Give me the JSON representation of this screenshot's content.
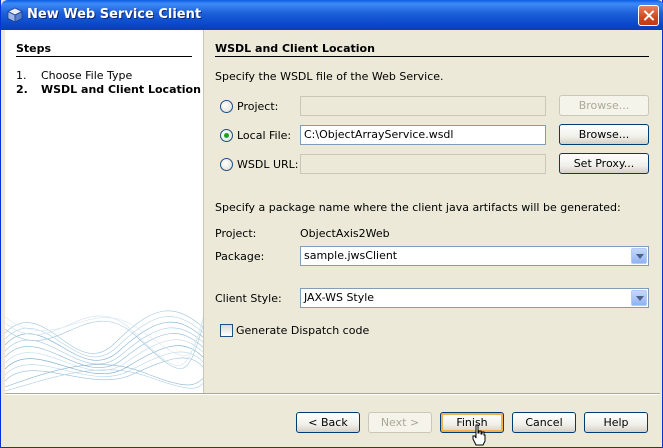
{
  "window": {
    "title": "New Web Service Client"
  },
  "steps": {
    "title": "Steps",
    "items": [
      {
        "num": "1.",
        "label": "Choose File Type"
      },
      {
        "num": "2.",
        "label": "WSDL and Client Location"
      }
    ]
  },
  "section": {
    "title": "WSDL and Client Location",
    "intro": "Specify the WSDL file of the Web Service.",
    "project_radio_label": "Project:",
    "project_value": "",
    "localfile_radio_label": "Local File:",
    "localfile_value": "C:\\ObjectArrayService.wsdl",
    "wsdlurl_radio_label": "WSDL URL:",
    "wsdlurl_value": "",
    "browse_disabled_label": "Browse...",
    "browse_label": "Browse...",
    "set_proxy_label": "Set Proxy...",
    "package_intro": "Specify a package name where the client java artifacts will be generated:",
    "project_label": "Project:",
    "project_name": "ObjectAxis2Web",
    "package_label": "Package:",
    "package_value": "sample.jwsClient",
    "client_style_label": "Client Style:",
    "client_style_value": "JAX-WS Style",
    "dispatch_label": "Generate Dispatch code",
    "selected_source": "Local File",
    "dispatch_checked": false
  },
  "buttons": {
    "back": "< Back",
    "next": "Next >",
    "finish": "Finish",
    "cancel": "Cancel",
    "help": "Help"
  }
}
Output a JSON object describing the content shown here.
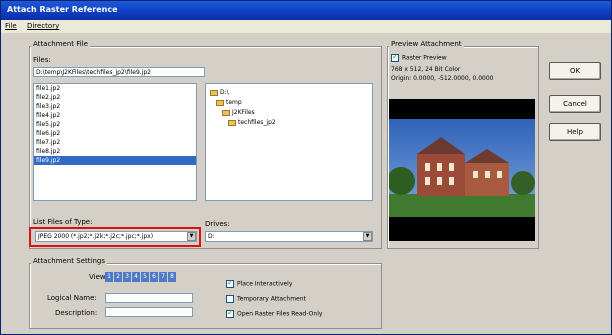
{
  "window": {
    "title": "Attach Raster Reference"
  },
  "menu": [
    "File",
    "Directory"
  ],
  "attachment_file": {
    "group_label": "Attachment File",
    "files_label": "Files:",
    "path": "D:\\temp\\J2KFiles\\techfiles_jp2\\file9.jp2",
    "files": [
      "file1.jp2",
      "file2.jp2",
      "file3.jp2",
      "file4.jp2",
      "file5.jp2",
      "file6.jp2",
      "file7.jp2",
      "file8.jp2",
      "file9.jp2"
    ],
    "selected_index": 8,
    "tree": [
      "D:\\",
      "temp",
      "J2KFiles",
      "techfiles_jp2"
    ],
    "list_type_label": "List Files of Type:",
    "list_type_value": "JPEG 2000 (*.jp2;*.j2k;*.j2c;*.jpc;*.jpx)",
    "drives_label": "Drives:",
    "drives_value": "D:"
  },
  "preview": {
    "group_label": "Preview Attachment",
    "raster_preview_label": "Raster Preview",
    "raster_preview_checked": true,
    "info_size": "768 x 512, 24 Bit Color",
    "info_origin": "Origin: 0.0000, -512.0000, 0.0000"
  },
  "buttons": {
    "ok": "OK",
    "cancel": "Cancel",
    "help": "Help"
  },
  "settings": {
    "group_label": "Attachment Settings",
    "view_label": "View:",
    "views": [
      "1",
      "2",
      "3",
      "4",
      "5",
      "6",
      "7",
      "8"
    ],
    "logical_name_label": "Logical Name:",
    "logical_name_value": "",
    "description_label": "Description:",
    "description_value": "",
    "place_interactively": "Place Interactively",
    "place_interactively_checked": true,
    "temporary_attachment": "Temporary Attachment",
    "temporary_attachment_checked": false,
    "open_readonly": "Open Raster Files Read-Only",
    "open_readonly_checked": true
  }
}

Problem details:
Scan the data above; copy every line where "false" appears.

Reply to the exercise:
    "dispatch_checked": false
    "temporary_attachment_checked": false,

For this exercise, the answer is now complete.